## FRAGMENTO DEL DOCUMENTO
Comunicado de prensa 005/2004

La propuesta migratoria de Bush, unilateral y sin sentido de corresponsabilidad para crear una prosperidad compartida

Zinacantepec, Estado de México, 11 de febrero de 2004.

Como resultado del fenómeno migratorio, 10 millones de mexicanos residen temporal o permanentemente en Estados Unidos, dato que señala la urgencia de reactivar las negociaciones que quedaron congeladas desde septiembre de 2001, para lograr un convenio migratorio que atienda en su complejidad el fenómeno. La iniciativa del presidente George W. Bush responde a una política inmigratoria unilateral, de seguridad nacional y control de fronteras, que no es corresponsable con México para crear una prosperidad compartida.

Francisco Alba Hernández, profesor-investigador de El Colegio de México, señaló lo anterior en su conferencia "Respuestas frente al fenómeno migratorio en un entorno cambiante", quien afirmó que las negociaciones formales sobre esta problemática entre México y Estados Unidos quedaron prácticamente en silencio en los últimos 40 años para retomarse en 2001 (antes del atentado terrorista), pero con la mira norteamericana puesta en regular el fenómeno de manera unilateral e insuficiente.

## REGISTROS PROPORCIONADOS
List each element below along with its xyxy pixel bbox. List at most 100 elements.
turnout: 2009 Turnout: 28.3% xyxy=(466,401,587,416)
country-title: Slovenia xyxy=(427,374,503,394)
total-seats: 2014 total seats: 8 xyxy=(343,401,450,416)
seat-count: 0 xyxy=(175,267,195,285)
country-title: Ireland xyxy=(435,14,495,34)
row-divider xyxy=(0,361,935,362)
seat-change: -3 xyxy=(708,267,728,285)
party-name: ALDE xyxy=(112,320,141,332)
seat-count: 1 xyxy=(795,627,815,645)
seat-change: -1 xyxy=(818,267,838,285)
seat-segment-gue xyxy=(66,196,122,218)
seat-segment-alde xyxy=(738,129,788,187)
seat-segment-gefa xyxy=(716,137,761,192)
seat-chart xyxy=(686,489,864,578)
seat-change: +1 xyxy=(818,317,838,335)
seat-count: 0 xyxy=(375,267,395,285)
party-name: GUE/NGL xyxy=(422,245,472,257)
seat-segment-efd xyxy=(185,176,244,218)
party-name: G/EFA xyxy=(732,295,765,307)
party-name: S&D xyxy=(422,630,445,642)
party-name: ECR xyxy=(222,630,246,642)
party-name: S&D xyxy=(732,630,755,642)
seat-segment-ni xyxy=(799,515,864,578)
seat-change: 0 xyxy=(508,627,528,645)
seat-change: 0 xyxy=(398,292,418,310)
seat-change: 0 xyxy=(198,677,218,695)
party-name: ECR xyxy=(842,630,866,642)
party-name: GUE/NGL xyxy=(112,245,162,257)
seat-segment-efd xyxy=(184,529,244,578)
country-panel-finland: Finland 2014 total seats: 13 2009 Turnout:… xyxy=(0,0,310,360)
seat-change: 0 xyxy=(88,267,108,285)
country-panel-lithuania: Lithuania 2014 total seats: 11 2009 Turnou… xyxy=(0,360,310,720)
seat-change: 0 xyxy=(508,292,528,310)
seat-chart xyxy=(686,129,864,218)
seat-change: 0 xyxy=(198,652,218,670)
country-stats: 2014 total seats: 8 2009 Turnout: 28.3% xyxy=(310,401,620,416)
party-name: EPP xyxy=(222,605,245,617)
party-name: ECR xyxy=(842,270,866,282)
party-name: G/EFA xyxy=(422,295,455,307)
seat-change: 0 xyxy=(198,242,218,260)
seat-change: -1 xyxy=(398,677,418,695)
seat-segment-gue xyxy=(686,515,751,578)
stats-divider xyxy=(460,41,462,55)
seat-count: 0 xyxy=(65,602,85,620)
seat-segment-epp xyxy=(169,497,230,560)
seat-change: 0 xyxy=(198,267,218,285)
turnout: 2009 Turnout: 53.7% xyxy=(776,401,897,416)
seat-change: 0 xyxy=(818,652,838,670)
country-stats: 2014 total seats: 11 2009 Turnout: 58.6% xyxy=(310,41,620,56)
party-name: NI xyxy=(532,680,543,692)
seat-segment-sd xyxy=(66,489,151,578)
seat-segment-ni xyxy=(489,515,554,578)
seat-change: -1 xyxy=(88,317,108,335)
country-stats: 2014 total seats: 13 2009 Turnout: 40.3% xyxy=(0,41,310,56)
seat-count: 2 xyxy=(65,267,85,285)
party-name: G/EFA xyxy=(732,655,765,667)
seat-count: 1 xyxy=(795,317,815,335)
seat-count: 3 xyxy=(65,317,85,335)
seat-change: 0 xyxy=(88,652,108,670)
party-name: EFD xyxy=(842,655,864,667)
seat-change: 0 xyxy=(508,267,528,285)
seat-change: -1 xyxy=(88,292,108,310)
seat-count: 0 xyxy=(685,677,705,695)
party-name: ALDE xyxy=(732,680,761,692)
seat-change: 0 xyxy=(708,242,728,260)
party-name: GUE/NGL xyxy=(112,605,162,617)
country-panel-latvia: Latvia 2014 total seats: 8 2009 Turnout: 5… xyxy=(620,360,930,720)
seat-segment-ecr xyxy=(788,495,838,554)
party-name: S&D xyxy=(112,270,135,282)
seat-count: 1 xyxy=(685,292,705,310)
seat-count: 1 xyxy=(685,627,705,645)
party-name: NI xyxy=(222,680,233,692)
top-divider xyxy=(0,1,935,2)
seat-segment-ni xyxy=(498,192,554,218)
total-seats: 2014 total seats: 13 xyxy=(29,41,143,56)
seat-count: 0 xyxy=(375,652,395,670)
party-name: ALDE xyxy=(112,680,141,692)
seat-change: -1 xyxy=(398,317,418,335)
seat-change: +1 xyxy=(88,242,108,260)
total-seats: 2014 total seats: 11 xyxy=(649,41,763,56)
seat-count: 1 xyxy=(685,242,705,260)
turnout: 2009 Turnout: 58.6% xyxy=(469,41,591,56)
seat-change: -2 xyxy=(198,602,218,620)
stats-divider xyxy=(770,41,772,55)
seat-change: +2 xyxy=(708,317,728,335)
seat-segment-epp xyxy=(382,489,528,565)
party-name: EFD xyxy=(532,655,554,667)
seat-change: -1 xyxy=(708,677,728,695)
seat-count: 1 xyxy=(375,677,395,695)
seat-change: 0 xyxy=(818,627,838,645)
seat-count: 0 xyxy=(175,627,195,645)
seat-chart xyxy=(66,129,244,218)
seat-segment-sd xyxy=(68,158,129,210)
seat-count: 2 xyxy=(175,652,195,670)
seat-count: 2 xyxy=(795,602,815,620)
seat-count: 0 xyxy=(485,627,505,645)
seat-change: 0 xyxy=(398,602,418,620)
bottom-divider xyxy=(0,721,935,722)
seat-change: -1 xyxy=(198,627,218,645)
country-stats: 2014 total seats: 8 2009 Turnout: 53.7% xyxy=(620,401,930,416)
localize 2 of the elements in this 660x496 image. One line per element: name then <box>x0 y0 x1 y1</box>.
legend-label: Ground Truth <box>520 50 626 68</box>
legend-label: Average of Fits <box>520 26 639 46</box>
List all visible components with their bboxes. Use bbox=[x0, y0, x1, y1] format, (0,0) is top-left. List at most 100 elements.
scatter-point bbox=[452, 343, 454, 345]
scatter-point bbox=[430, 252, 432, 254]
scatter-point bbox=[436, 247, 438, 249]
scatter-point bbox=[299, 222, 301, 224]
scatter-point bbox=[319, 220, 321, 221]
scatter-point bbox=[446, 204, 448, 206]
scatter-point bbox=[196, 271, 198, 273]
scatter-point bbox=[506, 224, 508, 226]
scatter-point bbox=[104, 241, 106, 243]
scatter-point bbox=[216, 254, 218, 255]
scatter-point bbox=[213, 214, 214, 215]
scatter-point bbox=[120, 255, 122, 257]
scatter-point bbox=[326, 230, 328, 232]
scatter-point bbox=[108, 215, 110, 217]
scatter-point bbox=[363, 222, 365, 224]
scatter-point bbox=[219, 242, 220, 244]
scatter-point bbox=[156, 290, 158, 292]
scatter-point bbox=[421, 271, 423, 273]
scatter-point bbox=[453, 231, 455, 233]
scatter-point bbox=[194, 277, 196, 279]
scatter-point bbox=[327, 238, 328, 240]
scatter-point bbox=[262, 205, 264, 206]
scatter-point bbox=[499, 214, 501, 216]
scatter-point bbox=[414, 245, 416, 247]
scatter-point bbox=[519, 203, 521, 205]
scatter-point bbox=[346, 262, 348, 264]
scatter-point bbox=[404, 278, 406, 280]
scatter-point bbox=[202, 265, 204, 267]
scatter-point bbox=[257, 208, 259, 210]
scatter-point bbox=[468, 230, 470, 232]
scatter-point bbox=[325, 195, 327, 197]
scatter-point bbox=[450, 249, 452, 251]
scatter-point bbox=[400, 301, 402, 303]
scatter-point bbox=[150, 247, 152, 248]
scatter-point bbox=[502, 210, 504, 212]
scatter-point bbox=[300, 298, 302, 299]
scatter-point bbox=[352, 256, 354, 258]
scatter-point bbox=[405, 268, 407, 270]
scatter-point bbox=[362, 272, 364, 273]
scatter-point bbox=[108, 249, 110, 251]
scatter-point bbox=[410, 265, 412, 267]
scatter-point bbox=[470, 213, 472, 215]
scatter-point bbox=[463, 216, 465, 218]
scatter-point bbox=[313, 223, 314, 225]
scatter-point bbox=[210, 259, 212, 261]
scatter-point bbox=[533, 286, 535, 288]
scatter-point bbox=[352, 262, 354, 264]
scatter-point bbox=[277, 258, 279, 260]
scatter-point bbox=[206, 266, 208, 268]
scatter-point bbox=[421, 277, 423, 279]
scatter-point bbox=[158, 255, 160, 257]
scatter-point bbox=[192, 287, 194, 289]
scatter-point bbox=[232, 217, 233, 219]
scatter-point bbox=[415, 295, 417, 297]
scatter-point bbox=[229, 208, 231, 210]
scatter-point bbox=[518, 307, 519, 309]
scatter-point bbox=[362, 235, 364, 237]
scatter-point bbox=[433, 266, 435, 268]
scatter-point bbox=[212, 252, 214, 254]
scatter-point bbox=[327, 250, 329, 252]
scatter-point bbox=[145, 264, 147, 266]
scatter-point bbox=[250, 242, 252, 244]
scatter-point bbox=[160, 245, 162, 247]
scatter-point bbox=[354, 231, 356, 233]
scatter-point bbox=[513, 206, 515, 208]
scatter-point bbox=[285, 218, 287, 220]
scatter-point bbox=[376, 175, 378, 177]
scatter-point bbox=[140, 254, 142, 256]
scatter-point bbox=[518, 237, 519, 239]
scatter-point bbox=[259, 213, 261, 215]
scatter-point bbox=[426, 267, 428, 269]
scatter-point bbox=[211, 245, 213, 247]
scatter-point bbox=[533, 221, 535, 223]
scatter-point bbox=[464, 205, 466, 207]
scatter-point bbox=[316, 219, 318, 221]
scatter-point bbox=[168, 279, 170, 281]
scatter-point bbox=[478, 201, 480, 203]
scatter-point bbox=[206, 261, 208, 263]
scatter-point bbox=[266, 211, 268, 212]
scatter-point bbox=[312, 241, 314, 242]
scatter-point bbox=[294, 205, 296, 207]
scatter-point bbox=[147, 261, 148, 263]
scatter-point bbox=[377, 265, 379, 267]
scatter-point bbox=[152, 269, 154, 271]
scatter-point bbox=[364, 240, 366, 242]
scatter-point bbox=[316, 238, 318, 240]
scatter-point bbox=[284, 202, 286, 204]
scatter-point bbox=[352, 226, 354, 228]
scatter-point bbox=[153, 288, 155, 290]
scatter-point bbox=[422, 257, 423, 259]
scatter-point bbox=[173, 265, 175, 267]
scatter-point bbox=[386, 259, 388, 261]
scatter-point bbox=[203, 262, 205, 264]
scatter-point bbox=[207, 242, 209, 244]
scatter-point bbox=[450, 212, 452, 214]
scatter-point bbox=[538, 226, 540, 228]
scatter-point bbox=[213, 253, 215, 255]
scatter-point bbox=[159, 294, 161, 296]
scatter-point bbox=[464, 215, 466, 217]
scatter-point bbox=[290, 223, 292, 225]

## ACTIVIDAD A
Transcribe del comunicado sobre la propuesta migratoria el pasaje que va desde "Zinacantepec, Estado de" hasta "una prosperidad compartida.", incluidas ambas expresiones.
## ACTIVIDAD B
Prosigue el comunicado sobre la propuesta migratoria de Bush a partir de donde termina.
Los registros no tienen relación con el fragmento.

## RESPUESTA ESCRITA A
Zinacantepec, Estado de México, 11 de febrero de 2004.

Como resultado del fenómeno migratorio, 10 millones de mexicanos residen temporal o permanentemente en Estados Unidos, dato que señala la urgencia de reactivar las negociaciones que quedaron congeladas desde septiembre de 2001, para lograr un convenio migratorio que atienda en su complejidad el fenómeno. La iniciativa del presidente George W. Bush responde a una política inmigratoria unilateral, de seguridad nacional y control de fronteras, que no es corresponsable con México para crear una prosperidad compartida.

## RESPUESTA ESCRITA B
Si bien el programa de braceros de 1942 a 1964 tuvo poco impacto, durante un periodo de tolerancia tácita, entre 1965 y 1986, la migración siguió creciendo. Con la firma del Tratado de Libre Comercio se buscó también frenar el flujo migratorio de indocumentados, explicó, al dar una visión diferente de dicho acuerdo a la que se ha manejado desde hace una década, cuando inició su vigencia.

Invitado por las coordinaciones de Docencia y del Doctorado en Ciencias Sociales de El Colegio Mexiquense, A. C., en el ciclo de conferencias de inicio de cursos de la segunda promoción de estudiantes, Alba Hernández ofreció abundantes datos estadísticos del crecimiento de la migración y se detuvo en el análisis de la parálisis negociadora sobre el tema desde el atentado a las torres gemelas.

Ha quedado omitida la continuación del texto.